Dataset records:
## start
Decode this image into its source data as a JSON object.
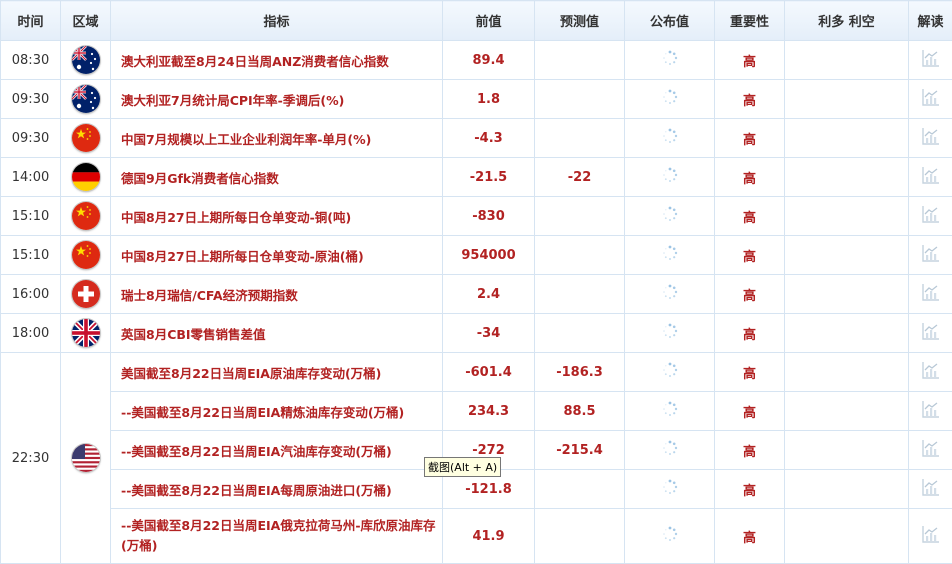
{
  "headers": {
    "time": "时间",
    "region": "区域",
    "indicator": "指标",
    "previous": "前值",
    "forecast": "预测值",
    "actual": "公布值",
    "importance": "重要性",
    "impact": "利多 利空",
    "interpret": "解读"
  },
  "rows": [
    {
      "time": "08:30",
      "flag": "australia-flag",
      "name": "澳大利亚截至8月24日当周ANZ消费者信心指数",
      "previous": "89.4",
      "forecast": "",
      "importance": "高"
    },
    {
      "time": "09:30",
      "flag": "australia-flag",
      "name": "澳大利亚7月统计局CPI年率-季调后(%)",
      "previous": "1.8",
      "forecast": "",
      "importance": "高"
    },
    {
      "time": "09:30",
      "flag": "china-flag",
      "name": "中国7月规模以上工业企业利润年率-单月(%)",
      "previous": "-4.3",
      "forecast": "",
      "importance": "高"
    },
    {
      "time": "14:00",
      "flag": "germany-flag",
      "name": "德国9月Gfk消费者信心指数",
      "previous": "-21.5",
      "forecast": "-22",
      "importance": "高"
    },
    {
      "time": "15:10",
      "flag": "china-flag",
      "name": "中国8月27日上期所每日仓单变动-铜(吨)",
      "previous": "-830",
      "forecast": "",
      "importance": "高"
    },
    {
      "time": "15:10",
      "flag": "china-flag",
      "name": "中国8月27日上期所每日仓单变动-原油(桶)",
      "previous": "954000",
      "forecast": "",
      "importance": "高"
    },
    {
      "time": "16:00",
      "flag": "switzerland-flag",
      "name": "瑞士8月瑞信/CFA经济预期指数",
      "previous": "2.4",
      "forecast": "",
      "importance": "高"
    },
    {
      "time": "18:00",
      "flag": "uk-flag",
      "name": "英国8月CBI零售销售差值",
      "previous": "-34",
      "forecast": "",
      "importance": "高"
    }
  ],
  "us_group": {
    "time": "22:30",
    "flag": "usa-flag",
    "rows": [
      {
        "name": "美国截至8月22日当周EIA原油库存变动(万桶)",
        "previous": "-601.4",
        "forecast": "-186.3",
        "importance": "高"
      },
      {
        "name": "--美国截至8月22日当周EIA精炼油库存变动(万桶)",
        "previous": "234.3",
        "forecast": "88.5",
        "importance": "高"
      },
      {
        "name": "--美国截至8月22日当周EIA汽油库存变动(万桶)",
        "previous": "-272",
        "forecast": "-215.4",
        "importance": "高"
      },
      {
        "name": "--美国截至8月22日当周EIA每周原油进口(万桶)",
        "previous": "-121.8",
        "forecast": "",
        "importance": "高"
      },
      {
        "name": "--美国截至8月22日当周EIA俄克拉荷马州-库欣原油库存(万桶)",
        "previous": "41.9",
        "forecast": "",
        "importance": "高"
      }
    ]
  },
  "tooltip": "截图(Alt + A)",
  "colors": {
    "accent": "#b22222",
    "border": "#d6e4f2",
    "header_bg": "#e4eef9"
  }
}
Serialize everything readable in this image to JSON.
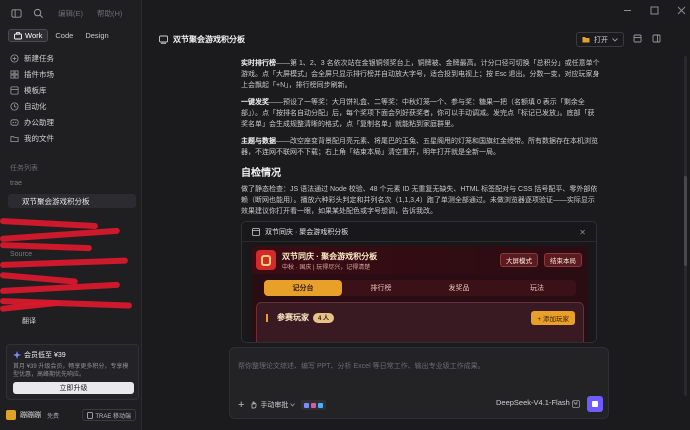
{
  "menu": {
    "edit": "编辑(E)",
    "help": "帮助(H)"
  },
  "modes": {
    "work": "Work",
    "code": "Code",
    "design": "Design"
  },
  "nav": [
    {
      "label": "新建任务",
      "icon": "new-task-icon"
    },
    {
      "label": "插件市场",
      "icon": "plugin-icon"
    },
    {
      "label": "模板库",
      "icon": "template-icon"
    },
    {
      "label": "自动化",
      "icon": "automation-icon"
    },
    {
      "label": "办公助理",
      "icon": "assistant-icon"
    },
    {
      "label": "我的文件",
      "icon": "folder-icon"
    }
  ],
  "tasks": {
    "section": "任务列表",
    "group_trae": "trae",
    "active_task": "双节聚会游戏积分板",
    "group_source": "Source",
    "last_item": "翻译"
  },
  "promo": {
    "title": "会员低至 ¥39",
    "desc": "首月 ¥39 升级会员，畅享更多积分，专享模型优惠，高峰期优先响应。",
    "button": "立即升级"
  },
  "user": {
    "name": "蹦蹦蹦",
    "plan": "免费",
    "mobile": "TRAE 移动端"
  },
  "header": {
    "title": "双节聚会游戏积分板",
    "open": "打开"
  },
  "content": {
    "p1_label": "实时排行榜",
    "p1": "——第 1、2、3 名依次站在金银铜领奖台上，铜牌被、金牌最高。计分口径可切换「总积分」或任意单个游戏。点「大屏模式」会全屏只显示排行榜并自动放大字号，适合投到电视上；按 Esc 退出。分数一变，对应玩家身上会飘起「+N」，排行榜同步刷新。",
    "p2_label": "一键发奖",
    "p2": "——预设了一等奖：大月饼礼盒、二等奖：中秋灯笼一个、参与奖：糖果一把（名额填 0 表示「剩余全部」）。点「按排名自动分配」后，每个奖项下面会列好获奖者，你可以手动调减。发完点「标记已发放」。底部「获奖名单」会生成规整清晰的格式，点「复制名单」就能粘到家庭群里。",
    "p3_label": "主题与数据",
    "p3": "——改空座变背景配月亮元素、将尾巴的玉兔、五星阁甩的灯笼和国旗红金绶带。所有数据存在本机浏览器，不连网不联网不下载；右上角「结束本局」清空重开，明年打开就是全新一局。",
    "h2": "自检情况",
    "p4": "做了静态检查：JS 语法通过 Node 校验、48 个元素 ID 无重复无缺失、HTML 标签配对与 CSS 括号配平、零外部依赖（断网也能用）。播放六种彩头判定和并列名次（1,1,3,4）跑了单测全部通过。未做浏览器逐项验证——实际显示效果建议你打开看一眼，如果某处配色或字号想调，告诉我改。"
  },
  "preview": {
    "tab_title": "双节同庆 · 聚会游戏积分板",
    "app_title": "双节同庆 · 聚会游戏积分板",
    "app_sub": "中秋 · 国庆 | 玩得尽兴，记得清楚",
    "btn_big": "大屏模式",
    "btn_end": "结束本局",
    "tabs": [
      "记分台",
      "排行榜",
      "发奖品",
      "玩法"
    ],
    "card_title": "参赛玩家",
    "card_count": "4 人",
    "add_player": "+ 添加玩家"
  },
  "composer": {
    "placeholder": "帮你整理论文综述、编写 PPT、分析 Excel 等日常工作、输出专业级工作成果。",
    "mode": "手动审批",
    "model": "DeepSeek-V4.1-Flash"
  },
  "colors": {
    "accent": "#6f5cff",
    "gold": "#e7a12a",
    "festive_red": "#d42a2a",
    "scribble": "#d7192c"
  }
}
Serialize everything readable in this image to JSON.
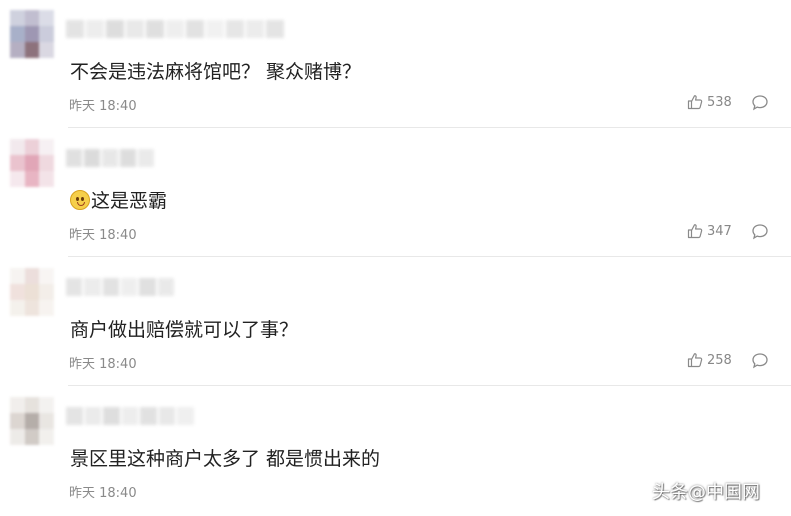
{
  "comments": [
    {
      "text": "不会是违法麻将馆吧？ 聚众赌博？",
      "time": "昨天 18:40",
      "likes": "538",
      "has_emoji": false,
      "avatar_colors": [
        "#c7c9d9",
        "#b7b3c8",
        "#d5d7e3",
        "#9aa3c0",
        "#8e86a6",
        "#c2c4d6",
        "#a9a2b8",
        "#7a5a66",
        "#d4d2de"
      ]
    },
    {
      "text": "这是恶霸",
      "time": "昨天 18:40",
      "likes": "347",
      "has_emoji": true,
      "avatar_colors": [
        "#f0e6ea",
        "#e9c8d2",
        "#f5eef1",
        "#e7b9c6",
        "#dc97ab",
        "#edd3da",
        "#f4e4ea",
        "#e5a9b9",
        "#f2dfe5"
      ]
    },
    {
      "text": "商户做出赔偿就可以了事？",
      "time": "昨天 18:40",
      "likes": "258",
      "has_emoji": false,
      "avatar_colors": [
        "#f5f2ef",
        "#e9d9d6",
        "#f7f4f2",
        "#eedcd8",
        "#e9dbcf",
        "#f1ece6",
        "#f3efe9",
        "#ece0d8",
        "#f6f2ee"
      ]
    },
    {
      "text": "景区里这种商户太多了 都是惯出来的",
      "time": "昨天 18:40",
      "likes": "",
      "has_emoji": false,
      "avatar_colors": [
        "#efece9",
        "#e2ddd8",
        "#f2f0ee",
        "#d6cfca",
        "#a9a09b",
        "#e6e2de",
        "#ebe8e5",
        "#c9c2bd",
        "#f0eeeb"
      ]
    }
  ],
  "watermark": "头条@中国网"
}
## end
The problem: Using the listing above, show every line that includes the string "结束本局".

Solution:
    "p3": "——改空座变背景配月亮元素、将尾巴的玉兔、五星阁甩的灯笼和国旗红金绶带。所有数据存在本机浏览器，不连网不联网不下载；右上角「结束本局」清空重开，明年打开就是全新一局。",
    "btn_end": "结束本局",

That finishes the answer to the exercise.